── RECORDED INFORMATION ──

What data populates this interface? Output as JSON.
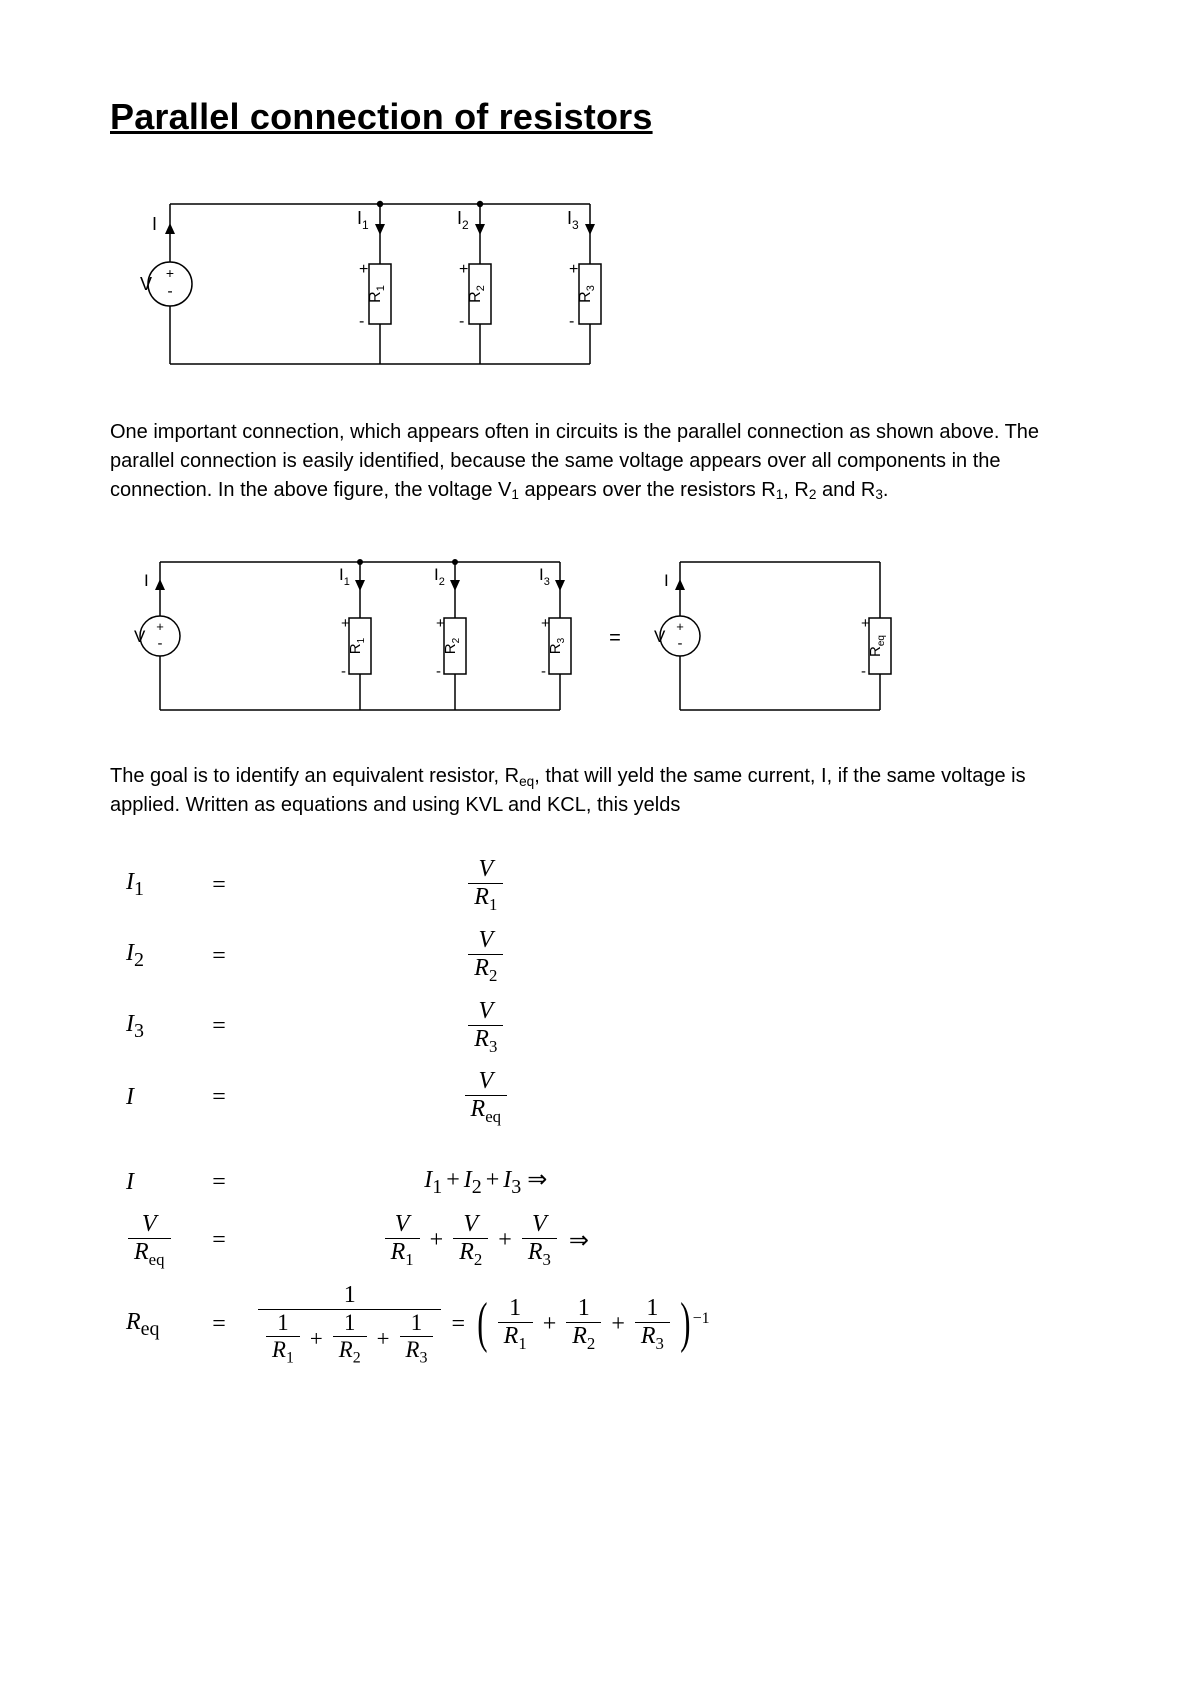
{
  "title": "Parallel connection of resistors",
  "para1_html": "One important connection, which appears often in circuits is the parallel connection as shown above. The parallel connection is easily identified, because the same voltage appears over all components in the connection. In the above figure, the voltage V<span class=\"subn\">1</span> appears over the resistors R<span class=\"subn\">1</span>, R<span class=\"subn\">2</span> and R<span class=\"subn\">3</span>.",
  "para2_html": "The goal is to identify an equivalent resistor, R<span class=\"subn\">eq</span>, that will yeld the same current, I, if the same voltage is applied. Written as equations and using KVL and KCL, this yelds",
  "diagram": {
    "type": "circuit-diagram",
    "stroke": "#000000",
    "stroke_width": 1.5,
    "bg": "#ffffff",
    "arrow_fill": "#000000",
    "node_fill": "#000000",
    "font_family": "Arial, Helvetica, sans-serif",
    "label_fontsize": 18,
    "resistor_label_fontsize": 16,
    "labels": {
      "V": "V",
      "I": "I",
      "I1": "I",
      "I1s": "1",
      "I2": "I",
      "I2s": "2",
      "I3": "I",
      "I3s": "3",
      "R1": "R",
      "R1s": "1",
      "R2": "R",
      "R2s": "2",
      "R3": "R",
      "R3s": "3",
      "Req": "R",
      "Reqs": "eq",
      "plus": "+",
      "minus": "-",
      "equals": "="
    }
  },
  "equations": {
    "font_family": "Times New Roman, Times, serif",
    "fontsize": 24
  }
}
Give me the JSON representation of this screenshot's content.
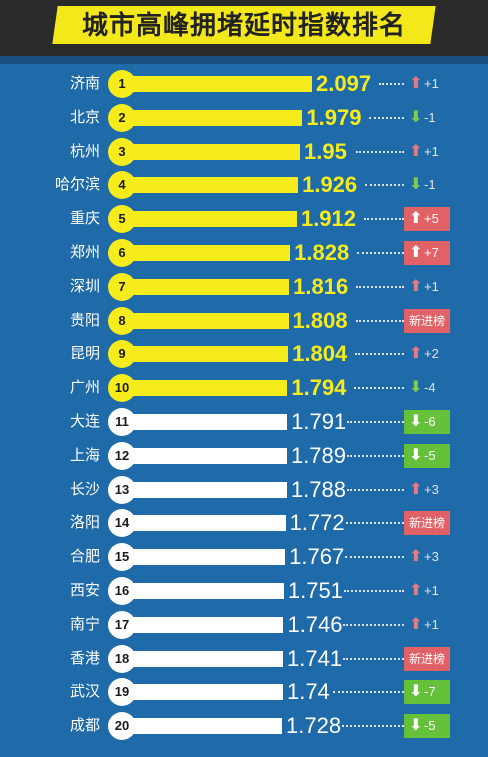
{
  "chart_data": {
    "type": "bar",
    "title": "城市高峰拥堵延时指数排名",
    "categories": [
      "济南",
      "北京",
      "杭州",
      "哈尔滨",
      "重庆",
      "郑州",
      "深圳",
      "贵阳",
      "昆明",
      "广州",
      "大连",
      "上海",
      "长沙",
      "洛阳",
      "合肥",
      "西安",
      "南宁",
      "香港",
      "武汉",
      "成都"
    ],
    "ranks": [
      "1",
      "2",
      "3",
      "4",
      "5",
      "6",
      "7",
      "8",
      "9",
      "10",
      "11",
      "12",
      "13",
      "14",
      "15",
      "16",
      "17",
      "18",
      "19",
      "20"
    ],
    "value_labels": [
      "2.097",
      "1.979",
      "1.95",
      "1.926",
      "1.912",
      "1.828",
      "1.816",
      "1.808",
      "1.804",
      "1.794",
      "1.791",
      "1.789",
      "1.788",
      "1.772",
      "1.767",
      "1.751",
      "1.746",
      "1.741",
      "1.74",
      "1.728"
    ],
    "values": [
      2.097,
      1.979,
      1.95,
      1.926,
      1.912,
      1.828,
      1.816,
      1.808,
      1.804,
      1.794,
      1.791,
      1.789,
      1.788,
      1.772,
      1.767,
      1.751,
      1.746,
      1.741,
      1.74,
      1.728
    ],
    "changes": [
      {
        "dir": "up",
        "text": "+1",
        "boxed": false
      },
      {
        "dir": "down",
        "text": "-1",
        "boxed": false
      },
      {
        "dir": "up",
        "text": "+1",
        "boxed": false
      },
      {
        "dir": "down",
        "text": "-1",
        "boxed": false
      },
      {
        "dir": "up",
        "text": "+5",
        "boxed": true
      },
      {
        "dir": "up",
        "text": "+7",
        "boxed": true
      },
      {
        "dir": "up",
        "text": "+1",
        "boxed": false
      },
      {
        "dir": "new",
        "text": "新进榜",
        "boxed": true
      },
      {
        "dir": "up",
        "text": "+2",
        "boxed": false
      },
      {
        "dir": "down",
        "text": "-4",
        "boxed": false
      },
      {
        "dir": "down",
        "text": "-6",
        "boxed": true
      },
      {
        "dir": "down",
        "text": "-5",
        "boxed": true
      },
      {
        "dir": "up",
        "text": "+3",
        "boxed": false
      },
      {
        "dir": "new",
        "text": "新进榜",
        "boxed": true
      },
      {
        "dir": "up",
        "text": "+3",
        "boxed": false
      },
      {
        "dir": "up",
        "text": "+1",
        "boxed": false
      },
      {
        "dir": "up",
        "text": "+1",
        "boxed": false
      },
      {
        "dir": "new",
        "text": "新进榜",
        "boxed": true
      },
      {
        "dir": "down",
        "text": "-7",
        "boxed": true
      },
      {
        "dir": "down",
        "text": "-5",
        "boxed": true
      }
    ],
    "highlight_top": 10,
    "colors": {
      "background": "#1f6aa8",
      "top_bar": "#f6ec1c",
      "other_bar": "#ffffff",
      "up": "#e06166",
      "down": "#66c13a"
    },
    "grid": false,
    "legend": "none"
  }
}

───

Search the entries for the string "serif" and collect each line that has it.

*TASK RESULT*.
    "font_family": "Arial, Helvetica, sans-serif",
    "font_family": "Times New Roman, Times, serif",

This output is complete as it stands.